--- begin Data supplied ---

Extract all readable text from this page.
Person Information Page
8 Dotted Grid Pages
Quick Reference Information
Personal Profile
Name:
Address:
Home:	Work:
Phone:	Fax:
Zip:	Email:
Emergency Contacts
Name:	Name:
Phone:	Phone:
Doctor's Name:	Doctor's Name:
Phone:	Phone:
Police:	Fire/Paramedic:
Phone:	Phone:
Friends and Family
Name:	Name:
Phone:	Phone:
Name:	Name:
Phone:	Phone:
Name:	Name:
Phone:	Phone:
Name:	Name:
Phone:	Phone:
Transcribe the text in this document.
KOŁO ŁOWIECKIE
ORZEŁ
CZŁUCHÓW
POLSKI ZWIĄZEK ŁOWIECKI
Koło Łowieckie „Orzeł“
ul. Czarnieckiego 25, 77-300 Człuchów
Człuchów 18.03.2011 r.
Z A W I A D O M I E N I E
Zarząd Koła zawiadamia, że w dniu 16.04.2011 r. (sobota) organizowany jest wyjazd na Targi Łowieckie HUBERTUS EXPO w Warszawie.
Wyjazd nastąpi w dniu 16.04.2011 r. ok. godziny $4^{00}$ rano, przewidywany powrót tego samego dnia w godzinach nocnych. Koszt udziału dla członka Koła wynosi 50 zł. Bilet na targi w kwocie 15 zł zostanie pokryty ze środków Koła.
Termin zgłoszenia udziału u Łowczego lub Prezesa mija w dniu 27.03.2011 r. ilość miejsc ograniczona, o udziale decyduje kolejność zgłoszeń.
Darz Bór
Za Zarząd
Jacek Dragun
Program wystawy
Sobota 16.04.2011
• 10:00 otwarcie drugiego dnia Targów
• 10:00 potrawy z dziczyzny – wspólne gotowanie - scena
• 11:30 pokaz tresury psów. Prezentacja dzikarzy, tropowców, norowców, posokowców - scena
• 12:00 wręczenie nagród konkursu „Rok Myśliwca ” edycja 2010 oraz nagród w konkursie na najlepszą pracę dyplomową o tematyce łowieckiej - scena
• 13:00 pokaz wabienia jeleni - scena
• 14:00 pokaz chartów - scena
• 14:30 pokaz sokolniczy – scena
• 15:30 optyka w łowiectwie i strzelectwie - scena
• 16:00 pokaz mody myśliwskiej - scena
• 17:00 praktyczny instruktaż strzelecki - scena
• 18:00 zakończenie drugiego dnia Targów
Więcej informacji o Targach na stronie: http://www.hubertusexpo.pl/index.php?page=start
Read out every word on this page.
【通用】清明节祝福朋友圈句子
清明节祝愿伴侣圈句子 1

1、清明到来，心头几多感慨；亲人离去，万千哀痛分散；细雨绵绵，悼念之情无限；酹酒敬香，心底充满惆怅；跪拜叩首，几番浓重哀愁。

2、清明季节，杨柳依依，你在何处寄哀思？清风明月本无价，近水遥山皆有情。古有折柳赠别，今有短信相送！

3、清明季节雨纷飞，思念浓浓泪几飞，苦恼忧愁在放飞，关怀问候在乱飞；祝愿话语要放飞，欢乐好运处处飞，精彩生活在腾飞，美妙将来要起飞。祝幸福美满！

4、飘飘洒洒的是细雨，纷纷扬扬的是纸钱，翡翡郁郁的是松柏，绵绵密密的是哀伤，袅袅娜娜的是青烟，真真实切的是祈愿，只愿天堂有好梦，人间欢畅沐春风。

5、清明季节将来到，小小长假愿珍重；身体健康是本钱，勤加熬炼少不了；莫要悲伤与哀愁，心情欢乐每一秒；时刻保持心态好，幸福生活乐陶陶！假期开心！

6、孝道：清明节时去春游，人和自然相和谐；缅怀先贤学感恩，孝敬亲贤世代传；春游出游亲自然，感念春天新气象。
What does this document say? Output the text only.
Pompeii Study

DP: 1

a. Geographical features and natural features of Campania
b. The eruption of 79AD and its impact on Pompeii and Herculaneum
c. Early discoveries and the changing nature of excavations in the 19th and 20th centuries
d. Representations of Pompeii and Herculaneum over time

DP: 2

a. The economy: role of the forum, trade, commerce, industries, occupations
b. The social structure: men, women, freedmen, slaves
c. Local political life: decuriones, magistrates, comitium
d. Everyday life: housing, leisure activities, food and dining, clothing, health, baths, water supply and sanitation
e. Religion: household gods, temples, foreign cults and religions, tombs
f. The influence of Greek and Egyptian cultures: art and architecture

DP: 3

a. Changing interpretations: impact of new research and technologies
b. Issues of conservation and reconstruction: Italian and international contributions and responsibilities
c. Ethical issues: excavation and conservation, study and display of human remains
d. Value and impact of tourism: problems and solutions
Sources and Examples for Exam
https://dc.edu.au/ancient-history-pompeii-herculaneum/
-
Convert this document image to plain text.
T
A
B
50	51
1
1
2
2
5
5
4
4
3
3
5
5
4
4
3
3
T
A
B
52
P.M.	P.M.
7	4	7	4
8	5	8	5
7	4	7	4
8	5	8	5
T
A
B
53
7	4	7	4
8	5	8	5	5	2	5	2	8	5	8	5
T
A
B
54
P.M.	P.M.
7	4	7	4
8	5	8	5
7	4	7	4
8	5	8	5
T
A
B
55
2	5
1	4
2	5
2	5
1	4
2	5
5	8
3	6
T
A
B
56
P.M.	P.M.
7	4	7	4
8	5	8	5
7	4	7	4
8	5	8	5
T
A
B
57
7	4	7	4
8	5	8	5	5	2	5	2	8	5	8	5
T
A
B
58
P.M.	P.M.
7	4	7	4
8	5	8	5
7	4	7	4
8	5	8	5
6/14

--- end Data supplied ---

» Request
Output the listing above word for word.

» Correct response
Extract all readable text from this page.
Person Information Page
8 Dotted Grid Pages
Quick Reference Information
Personal Profile
Name:
Address:
Home:	Work:
Phone:	Fax:
Zip:	Email:
Emergency Contacts
Name:	Name:
Phone:	Phone:
Doctor's Name:	Doctor's Name:
Phone:	Phone:
Police:	Fire/Paramedic:
Phone:	Phone:
Friends and Family
Name:	Name:
Phone:	Phone:
Name:	Name:
Phone:	Phone:
Name:	Name:
Phone:	Phone:
Name:	Name:
Phone:	Phone:
Transcribe the text in this document.
KOŁO ŁOWIECKIE
ORZEŁ
CZŁUCHÓW
POLSKI ZWIĄZEK ŁOWIECKI
Koło Łowieckie „Orzeł“
ul. Czarnieckiego 25, 77-300 Człuchów
Człuchów 18.03.2011 r.
Z A W I A D O M I E N I E
Zarząd Koła zawiadamia, że w dniu 16.04.2011 r. (sobota) organizowany jest wyjazd na Targi Łowieckie HUBERTUS EXPO w Warszawie.
Wyjazd nastąpi w dniu 16.04.2011 r. ok. godziny $4^{00}$ rano, przewidywany powrót tego samego dnia w godzinach nocnych. Koszt udziału dla członka Koła wynosi 50 zł. Bilet na targi w kwocie 15 zł zostanie pokryty ze środków Koła.
Termin zgłoszenia udziału u Łowczego lub Prezesa mija w dniu 27.03.2011 r. ilość miejsc ograniczona, o udziale decyduje kolejność zgłoszeń.
Darz Bór
Za Zarząd
Jacek Dragun
Program wystawy
Sobota 16.04.2011
• 10:00 otwarcie drugiego dnia Targów
• 10:00 potrawy z dziczyzny – wspólne gotowanie - scena
• 11:30 pokaz tresury psów. Prezentacja dzikarzy, tropowców, norowców, posokowców - scena
• 12:00 wręczenie nagród konkursu „Rok Myśliwca ” edycja 2010 oraz nagród w konkursie na najlepszą pracę dyplomową o tematyce łowieckiej - scena
• 13:00 pokaz wabienia jeleni - scena
• 14:00 pokaz chartów - scena
• 14:30 pokaz sokolniczy – scena
• 15:30 optyka w łowiectwie i strzelectwie - scena
• 16:00 pokaz mody myśliwskiej - scena
• 17:00 praktyczny instruktaż strzelecki - scena
• 18:00 zakończenie drugiego dnia Targów
Więcej informacji o Targach na stronie: http://www.hubertusexpo.pl/index.php?page=start
Read out every word on this page.
【通用】清明节祝福朋友圈句子
清明节祝愿伴侣圈句子 1

1、清明到来，心头几多感慨；亲人离去，万千哀痛分散；细雨绵绵，悼念之情无限；酹酒敬香，心底充满惆怅；跪拜叩首，几番浓重哀愁。

2、清明季节，杨柳依依，你在何处寄哀思？清风明月本无价，近水遥山皆有情。古有折柳赠别，今有短信相送！

3、清明季节雨纷飞，思念浓浓泪几飞，苦恼忧愁在放飞，关怀问候在乱飞；祝愿话语要放飞，欢乐好运处处飞，精彩生活在腾飞，美妙将来要起飞。祝幸福美满！

4、飘飘洒洒的是细雨，纷纷扬扬的是纸钱，翡翡郁郁的是松柏，绵绵密密的是哀伤，袅袅娜娜的是青烟，真真实切的是祈愿，只愿天堂有好梦，人间欢畅沐春风。

5、清明季节将来到，小小长假愿珍重；身体健康是本钱，勤加熬炼少不了；莫要悲伤与哀愁，心情欢乐每一秒；时刻保持心态好，幸福生活乐陶陶！假期开心！

6、孝道：清明节时去春游，人和自然相和谐；缅怀先贤学感恩，孝敬亲贤世代传；春游出游亲自然，感念春天新气象。
What does this document say? Output the text only.
Pompeii Study

DP: 1

a. Geographical features and natural features of Campania
b. The eruption of 79AD and its impact on Pompeii and Herculaneum
c. Early discoveries and the changing nature of excavations in the 19th and 20th centuries
d. Representations of Pompeii and Herculaneum over time

DP: 2

a. The economy: role of the forum, trade, commerce, industries, occupations
b. The social structure: men, women, freedmen, slaves
c. Local political life: decuriones, magistrates, comitium
d. Everyday life: housing, leisure activities, food and dining, clothing, health, baths, water supply and sanitation
e. Religion: household gods, temples, foreign cults and religions, tombs
f. The influence of Greek and Egyptian cultures: art and architecture

DP: 3

a. Changing interpretations: impact of new research and technologies
b. Issues of conservation and reconstruction: Italian and international contributions and responsibilities
c. Ethical issues: excavation and conservation, study and display of human remains
d. Value and impact of tourism: problems and solutions
Sources and Examples for Exam
https://dc.edu.au/ancient-history-pompeii-herculaneum/
-
Convert this document image to plain text.
T
A
B
50	51
1
1
2
2
5
5
4
4
3
3
5
5
4
4
3
3
T
A
B
52
P.M.	P.M.
7	4	7	4
8	5	8	5
7	4	7	4
8	5	8	5
T
A
B
53
7	4	7	4
8	5	8	5	5	2	5	2	8	5	8	5
T
A
B
54
P.M.	P.M.
7	4	7	4
8	5	8	5
7	4	7	4
8	5	8	5
T
A
B
55
2	5
1	4
2	5
2	5
1	4
2	5
5	8
3	6
T
A
B
56
P.M.	P.M.
7	4	7	4
8	5	8	5
7	4	7	4
8	5	8	5
T
A
B
57
7	4	7	4
8	5	8	5	5	2	5	2	8	5	8	5
T
A
B
58
P.M.	P.M.
7	4	7	4
8	5	8	5
7	4	7	4
8	5	8	5
6/14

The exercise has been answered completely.